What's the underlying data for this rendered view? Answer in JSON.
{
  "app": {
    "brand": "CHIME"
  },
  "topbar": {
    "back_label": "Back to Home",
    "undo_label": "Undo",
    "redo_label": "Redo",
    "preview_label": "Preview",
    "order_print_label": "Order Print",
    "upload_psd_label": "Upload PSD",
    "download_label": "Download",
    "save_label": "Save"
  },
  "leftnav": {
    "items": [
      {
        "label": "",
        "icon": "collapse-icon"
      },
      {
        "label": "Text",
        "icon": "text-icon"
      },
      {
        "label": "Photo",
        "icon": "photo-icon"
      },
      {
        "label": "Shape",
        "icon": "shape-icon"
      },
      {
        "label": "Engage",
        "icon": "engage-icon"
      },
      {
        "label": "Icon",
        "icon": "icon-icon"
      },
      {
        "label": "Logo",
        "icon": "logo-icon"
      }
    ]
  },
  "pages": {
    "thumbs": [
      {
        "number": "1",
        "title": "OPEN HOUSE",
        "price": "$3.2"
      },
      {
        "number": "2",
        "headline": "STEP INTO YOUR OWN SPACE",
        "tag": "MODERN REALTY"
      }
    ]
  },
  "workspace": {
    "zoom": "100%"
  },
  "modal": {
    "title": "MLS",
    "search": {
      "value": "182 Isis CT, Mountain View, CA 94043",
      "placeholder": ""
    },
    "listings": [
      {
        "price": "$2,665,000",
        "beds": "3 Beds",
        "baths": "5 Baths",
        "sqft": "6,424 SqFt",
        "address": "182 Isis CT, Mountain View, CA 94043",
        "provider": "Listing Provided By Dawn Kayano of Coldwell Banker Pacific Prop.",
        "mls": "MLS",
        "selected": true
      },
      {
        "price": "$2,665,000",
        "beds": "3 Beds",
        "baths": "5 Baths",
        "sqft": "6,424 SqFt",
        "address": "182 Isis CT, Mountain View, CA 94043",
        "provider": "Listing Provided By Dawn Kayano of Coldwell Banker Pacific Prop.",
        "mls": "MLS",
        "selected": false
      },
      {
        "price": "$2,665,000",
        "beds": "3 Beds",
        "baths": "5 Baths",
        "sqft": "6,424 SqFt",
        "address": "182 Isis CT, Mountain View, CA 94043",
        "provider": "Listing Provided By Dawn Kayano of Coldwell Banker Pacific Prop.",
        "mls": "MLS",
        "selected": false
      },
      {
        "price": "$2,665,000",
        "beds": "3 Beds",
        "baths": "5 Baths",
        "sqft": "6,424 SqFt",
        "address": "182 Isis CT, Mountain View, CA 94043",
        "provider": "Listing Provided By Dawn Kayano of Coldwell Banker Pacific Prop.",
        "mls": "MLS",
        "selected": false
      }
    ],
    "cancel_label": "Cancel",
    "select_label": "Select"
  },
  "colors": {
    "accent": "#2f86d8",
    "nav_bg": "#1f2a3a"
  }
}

_ _ _ _

Task goal
Reproduce all the data word for word.

Solved problem
What's the underlying data for this rendered view? Answer in JSON.
{
  "app": {
    "brand": "CHIME"
  },
  "topbar": {
    "back_label": "Back to Home",
    "undo_label": "Undo",
    "redo_label": "Redo",
    "preview_label": "Preview",
    "order_print_label": "Order Print",
    "upload_psd_label": "Upload PSD",
    "download_label": "Download",
    "save_label": "Save"
  },
  "leftnav": {
    "items": [
      {
        "label": "",
        "icon": "collapse-icon"
      },
      {
        "label": "Text",
        "icon": "text-icon"
      },
      {
        "label": "Photo",
        "icon": "photo-icon"
      },
      {
        "label": "Shape",
        "icon": "shape-icon"
      },
      {
        "label": "Engage",
        "icon": "engage-icon"
      },
      {
        "label": "Icon",
        "icon": "icon-icon"
      },
      {
        "label": "Logo",
        "icon": "logo-icon"
      }
    ]
  },
  "pages": {
    "thumbs": [
      {
        "number": "1",
        "title": "OPEN HOUSE",
        "price": "$3.2"
      },
      {
        "number": "2",
        "headline": "STEP INTO YOUR OWN SPACE",
        "tag": "MODERN REALTY"
      }
    ]
  },
  "workspace": {
    "zoom": "100%"
  },
  "modal": {
    "title": "MLS",
    "search": {
      "value": "182 Isis CT, Mountain View, CA 94043",
      "placeholder": ""
    },
    "listings": [
      {
        "price": "$2,665,000",
        "beds": "3 Beds",
        "baths": "5 Baths",
        "sqft": "6,424 SqFt",
        "address": "182 Isis CT, Mountain View, CA 94043",
        "provider": "Listing Provided By Dawn Kayano of Coldwell Banker Pacific Prop.",
        "mls": "MLS",
        "selected": true
      },
      {
        "price": "$2,665,000",
        "beds": "3 Beds",
        "baths": "5 Baths",
        "sqft": "6,424 SqFt",
        "address": "182 Isis CT, Mountain View, CA 94043",
        "provider": "Listing Provided By Dawn Kayano of Coldwell Banker Pacific Prop.",
        "mls": "MLS",
        "selected": false
      },
      {
        "price": "$2,665,000",
        "beds": "3 Beds",
        "baths": "5 Baths",
        "sqft": "6,424 SqFt",
        "address": "182 Isis CT, Mountain View, CA 94043",
        "provider": "Listing Provided By Dawn Kayano of Coldwell Banker Pacific Prop.",
        "mls": "MLS",
        "selected": false
      },
      {
        "price": "$2,665,000",
        "beds": "3 Beds",
        "baths": "5 Baths",
        "sqft": "6,424 SqFt",
        "address": "182 Isis CT, Mountain View, CA 94043",
        "provider": "Listing Provided By Dawn Kayano of Coldwell Banker Pacific Prop.",
        "mls": "MLS",
        "selected": false
      }
    ],
    "cancel_label": "Cancel",
    "select_label": "Select"
  },
  "colors": {
    "accent": "#2f86d8",
    "nav_bg": "#1f2a3a"
  }
}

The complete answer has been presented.